Data entries:
————

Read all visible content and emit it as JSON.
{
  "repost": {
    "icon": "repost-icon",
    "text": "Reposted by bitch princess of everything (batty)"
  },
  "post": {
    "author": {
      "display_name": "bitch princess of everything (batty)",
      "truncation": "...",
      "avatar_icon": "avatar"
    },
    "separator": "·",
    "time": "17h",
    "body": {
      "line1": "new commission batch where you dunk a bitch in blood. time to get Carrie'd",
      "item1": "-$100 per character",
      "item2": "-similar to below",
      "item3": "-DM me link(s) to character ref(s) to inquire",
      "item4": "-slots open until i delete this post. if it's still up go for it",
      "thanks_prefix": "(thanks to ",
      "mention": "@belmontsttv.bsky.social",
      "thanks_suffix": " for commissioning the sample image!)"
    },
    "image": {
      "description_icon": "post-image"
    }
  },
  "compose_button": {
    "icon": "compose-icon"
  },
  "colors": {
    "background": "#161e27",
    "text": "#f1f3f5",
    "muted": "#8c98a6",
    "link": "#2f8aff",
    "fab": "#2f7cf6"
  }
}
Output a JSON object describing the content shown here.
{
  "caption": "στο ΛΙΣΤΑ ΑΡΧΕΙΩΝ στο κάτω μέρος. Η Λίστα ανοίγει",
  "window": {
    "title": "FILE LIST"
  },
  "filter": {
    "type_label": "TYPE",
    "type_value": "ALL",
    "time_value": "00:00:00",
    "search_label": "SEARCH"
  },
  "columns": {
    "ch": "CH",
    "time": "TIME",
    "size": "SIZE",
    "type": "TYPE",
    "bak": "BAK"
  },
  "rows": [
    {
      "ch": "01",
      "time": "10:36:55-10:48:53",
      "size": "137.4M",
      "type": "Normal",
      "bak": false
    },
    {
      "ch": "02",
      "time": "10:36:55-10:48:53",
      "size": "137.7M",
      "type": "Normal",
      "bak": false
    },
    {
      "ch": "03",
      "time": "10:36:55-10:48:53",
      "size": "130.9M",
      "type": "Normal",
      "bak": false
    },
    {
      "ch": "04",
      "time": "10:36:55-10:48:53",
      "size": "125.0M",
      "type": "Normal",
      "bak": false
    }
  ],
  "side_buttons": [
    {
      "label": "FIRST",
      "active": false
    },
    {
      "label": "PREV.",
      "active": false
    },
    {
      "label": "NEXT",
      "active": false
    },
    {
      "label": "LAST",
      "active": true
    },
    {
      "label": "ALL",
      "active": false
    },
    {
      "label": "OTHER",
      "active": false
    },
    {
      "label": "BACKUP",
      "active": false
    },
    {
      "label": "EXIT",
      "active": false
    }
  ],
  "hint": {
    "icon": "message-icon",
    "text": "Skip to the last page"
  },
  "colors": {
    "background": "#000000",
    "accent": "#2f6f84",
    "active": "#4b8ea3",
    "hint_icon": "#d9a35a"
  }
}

————

What you have to do:
Pull every line containing the word "character" out of the material.

Solution to this exercise:
      "item1": "-$100 per character",
      "item3": "-DM me link(s) to character ref(s) to inquire",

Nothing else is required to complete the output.